[What is required]
Write out the items below exactly as they appear, from the first line through the line that contains "status-bar: 00 100", including both of those lines.

[Source records]
------------------------------------------------------------------------

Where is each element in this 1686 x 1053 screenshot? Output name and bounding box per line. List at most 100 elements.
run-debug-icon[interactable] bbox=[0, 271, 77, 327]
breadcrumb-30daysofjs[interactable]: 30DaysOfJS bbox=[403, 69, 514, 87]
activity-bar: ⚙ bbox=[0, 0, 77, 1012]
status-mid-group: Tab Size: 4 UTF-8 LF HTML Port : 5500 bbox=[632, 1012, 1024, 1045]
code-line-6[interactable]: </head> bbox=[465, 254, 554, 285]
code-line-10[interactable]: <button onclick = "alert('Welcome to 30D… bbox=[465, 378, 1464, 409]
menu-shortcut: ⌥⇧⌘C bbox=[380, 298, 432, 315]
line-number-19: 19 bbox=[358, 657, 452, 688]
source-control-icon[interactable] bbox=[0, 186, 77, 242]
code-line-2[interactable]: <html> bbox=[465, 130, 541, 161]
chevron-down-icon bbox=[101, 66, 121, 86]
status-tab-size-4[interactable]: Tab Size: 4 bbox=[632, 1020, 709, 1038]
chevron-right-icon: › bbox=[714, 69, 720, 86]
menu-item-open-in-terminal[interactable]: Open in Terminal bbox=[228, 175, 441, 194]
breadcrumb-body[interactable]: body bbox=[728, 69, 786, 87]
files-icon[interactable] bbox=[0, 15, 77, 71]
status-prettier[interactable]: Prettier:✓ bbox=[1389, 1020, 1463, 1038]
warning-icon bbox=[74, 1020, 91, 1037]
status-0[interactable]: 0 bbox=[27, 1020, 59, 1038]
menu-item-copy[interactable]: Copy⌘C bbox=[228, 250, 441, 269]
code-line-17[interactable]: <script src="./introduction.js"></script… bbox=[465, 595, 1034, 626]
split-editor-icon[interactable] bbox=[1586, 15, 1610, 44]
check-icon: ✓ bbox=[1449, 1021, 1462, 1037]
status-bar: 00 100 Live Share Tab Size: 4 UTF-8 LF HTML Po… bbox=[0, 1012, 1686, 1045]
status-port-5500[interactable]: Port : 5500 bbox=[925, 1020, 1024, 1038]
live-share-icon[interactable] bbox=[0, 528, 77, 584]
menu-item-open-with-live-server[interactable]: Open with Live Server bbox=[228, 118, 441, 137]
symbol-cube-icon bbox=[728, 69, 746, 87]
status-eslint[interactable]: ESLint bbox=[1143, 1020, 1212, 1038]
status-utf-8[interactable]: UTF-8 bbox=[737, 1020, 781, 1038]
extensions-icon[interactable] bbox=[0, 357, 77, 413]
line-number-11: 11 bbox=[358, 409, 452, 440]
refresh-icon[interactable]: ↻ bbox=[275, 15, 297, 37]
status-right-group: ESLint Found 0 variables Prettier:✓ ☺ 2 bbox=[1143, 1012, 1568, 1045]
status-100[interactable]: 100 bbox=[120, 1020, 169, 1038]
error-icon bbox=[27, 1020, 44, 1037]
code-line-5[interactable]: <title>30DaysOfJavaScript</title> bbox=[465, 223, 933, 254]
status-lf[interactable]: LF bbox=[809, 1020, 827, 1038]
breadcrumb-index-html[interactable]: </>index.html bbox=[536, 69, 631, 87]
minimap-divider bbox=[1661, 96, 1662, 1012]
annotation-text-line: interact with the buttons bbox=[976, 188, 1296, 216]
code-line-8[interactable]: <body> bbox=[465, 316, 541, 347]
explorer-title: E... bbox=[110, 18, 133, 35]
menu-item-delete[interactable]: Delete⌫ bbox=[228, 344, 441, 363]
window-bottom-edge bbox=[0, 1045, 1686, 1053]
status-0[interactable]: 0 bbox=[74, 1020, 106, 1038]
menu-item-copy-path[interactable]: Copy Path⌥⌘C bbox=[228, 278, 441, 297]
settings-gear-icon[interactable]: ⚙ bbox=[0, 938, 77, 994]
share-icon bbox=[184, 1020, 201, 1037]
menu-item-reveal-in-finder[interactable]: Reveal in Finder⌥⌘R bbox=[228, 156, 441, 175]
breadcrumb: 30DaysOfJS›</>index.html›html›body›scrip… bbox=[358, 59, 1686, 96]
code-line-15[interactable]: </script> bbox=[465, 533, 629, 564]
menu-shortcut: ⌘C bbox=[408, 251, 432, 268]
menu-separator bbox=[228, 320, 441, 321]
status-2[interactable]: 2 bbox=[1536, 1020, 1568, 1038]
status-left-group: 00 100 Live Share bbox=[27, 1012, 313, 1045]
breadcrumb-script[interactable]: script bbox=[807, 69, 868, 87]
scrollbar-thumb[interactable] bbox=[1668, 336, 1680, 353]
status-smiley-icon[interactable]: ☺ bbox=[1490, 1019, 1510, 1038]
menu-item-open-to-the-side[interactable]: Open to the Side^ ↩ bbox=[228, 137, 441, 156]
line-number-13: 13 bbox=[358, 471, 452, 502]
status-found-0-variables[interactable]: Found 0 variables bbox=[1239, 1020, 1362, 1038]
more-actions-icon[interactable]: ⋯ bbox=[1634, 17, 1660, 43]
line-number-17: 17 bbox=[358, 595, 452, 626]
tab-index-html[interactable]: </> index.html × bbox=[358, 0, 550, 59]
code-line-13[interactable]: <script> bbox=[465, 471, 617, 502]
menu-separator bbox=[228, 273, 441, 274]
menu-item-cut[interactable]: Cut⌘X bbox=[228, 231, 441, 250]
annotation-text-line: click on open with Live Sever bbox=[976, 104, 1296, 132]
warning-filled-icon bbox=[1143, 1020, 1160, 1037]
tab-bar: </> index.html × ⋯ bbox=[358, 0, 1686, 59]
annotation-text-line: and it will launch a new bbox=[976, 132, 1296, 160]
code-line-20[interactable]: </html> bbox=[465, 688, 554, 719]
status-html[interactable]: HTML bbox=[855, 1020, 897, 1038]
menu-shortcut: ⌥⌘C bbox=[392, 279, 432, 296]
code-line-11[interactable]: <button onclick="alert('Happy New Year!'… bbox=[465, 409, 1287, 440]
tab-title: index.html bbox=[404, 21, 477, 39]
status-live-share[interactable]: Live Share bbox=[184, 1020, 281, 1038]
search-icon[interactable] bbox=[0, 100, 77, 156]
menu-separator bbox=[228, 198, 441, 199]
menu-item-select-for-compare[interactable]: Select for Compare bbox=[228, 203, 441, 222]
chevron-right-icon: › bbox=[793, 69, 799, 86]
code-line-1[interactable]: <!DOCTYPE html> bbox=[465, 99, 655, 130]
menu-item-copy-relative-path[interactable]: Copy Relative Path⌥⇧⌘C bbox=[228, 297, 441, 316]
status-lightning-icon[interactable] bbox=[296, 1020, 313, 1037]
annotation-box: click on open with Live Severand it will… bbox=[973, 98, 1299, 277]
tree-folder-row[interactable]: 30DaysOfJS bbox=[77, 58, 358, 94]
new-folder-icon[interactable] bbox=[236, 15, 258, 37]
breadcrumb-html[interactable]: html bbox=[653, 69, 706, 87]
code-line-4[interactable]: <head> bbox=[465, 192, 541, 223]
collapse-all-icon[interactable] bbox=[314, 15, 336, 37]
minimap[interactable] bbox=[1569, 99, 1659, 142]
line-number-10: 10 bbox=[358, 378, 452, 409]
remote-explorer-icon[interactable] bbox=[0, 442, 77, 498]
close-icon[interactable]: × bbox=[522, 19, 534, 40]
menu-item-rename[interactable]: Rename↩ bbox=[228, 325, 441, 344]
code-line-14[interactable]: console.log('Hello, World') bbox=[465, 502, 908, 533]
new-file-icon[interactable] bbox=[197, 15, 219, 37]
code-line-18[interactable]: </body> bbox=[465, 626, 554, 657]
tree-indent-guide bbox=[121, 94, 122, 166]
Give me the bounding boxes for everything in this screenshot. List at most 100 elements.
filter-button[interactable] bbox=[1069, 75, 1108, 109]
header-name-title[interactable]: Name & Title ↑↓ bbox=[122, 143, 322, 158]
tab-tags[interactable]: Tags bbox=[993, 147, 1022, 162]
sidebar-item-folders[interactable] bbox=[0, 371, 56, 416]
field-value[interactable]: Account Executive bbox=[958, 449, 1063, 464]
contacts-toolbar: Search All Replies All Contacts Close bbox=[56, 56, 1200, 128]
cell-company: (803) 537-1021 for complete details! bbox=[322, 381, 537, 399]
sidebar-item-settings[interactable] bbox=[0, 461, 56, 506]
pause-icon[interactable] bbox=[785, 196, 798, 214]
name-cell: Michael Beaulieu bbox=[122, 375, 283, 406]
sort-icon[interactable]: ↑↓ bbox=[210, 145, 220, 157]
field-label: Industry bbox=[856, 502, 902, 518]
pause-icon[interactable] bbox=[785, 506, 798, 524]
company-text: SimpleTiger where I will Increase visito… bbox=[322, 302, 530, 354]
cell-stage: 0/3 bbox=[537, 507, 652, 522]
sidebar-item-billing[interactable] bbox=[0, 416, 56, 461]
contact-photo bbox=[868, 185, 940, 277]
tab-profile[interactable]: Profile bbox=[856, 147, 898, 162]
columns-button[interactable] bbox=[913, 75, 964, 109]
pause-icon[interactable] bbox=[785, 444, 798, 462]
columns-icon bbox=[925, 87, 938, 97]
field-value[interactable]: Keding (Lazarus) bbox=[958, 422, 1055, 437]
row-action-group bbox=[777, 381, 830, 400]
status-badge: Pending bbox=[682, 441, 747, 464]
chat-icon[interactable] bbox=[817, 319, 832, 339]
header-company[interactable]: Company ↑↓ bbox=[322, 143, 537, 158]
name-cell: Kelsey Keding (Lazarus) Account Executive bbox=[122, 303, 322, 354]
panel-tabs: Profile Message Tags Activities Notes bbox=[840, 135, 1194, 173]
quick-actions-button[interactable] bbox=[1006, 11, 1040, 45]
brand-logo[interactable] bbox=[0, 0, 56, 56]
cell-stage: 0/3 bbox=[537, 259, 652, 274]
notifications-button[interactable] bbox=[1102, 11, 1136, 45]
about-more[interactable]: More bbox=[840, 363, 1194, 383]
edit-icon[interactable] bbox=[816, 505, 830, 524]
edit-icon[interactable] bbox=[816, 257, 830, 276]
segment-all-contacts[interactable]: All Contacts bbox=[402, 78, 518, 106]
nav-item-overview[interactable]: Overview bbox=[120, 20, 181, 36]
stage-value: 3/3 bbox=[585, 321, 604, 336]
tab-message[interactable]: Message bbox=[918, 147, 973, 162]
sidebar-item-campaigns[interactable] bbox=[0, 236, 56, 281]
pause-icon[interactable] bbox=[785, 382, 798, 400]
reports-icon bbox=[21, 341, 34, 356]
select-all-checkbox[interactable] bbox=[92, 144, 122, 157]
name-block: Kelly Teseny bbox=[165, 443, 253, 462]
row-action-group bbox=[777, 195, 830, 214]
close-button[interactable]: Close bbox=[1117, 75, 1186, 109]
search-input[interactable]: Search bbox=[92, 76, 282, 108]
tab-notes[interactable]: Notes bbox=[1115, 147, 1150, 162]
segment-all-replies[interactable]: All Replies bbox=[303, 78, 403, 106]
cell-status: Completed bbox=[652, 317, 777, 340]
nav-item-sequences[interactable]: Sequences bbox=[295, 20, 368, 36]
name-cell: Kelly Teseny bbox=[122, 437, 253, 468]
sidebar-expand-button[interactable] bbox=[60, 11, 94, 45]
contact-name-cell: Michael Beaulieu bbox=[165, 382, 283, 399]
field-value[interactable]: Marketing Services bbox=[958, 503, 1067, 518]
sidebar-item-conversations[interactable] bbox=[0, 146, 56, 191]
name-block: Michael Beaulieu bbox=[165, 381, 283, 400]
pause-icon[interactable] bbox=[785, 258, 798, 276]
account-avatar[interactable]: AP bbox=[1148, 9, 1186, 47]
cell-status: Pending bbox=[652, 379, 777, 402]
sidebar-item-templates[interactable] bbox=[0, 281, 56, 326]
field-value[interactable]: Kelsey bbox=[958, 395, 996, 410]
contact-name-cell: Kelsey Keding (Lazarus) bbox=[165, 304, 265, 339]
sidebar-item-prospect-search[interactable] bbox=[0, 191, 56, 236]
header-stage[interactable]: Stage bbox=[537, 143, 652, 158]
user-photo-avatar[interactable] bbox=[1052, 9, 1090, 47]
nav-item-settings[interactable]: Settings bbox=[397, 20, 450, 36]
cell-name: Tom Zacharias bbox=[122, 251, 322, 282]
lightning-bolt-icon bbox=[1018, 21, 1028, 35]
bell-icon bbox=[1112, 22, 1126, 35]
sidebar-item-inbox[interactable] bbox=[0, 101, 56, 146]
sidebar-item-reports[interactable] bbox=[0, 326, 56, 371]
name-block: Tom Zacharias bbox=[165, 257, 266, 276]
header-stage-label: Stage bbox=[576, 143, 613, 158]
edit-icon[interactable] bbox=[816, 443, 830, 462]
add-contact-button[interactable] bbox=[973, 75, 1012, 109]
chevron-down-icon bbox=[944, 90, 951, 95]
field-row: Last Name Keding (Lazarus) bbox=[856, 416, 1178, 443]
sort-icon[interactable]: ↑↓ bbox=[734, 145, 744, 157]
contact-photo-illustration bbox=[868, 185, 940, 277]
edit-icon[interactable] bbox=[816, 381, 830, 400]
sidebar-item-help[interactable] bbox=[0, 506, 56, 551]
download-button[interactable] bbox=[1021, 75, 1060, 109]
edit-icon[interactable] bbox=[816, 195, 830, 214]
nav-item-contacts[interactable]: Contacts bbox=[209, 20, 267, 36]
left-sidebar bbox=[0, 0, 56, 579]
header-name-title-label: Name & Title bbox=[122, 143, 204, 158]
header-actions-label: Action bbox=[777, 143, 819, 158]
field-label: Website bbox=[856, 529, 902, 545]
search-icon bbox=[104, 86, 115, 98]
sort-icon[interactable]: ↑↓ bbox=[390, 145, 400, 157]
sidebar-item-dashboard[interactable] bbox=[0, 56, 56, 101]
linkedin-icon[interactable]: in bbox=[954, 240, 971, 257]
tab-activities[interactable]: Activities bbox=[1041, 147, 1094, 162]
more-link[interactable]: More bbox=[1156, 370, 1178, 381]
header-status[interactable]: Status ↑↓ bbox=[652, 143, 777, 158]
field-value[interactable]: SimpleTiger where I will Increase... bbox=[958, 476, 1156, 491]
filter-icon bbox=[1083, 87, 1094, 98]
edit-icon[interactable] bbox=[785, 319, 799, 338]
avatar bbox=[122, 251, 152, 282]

------------------------------------------------------------------------

[The solution]
Where is each element in this 1686 x 1053 screenshot? Output name and bounding box per line. List at most 100 elements.
run-debug-icon[interactable] bbox=[0, 271, 77, 327]
breadcrumb-30daysofjs[interactable]: 30DaysOfJS bbox=[403, 69, 514, 87]
activity-bar: ⚙ bbox=[0, 0, 77, 1012]
status-mid-group: Tab Size: 4 UTF-8 LF HTML Port : 5500 bbox=[632, 1012, 1024, 1045]
code-line-6[interactable]: </head> bbox=[465, 254, 554, 285]
code-line-10[interactable]: <button onclick = "alert('Welcome to 30D… bbox=[465, 378, 1464, 409]
menu-shortcut: ⌥⇧⌘C bbox=[380, 298, 432, 315]
line-number-19: 19 bbox=[358, 657, 452, 688]
source-control-icon[interactable] bbox=[0, 186, 77, 242]
code-line-2[interactable]: <html> bbox=[465, 130, 541, 161]
chevron-down-icon bbox=[101, 66, 121, 86]
status-tab-size-4[interactable]: Tab Size: 4 bbox=[632, 1020, 709, 1038]
chevron-right-icon: › bbox=[714, 69, 720, 86]
menu-item-open-in-terminal[interactable]: Open in Terminal bbox=[228, 175, 441, 194]
breadcrumb-body[interactable]: body bbox=[728, 69, 786, 87]
files-icon[interactable] bbox=[0, 15, 77, 71]
status-prettier[interactable]: Prettier:✓ bbox=[1389, 1020, 1463, 1038]
warning-icon bbox=[74, 1020, 91, 1037]
status-0[interactable]: 0 bbox=[27, 1020, 59, 1038]
menu-item-copy[interactable]: Copy⌘C bbox=[228, 250, 441, 269]
code-line-17[interactable]: <script src="./introduction.js"></script… bbox=[465, 595, 1034, 626]
split-editor-icon[interactable] bbox=[1586, 15, 1610, 44]
check-icon: ✓ bbox=[1449, 1021, 1462, 1037]
status-bar: 00 100 Live Share Tab Size: 4 UTF-8 LF HTML Po… bbox=[0, 1012, 1686, 1045]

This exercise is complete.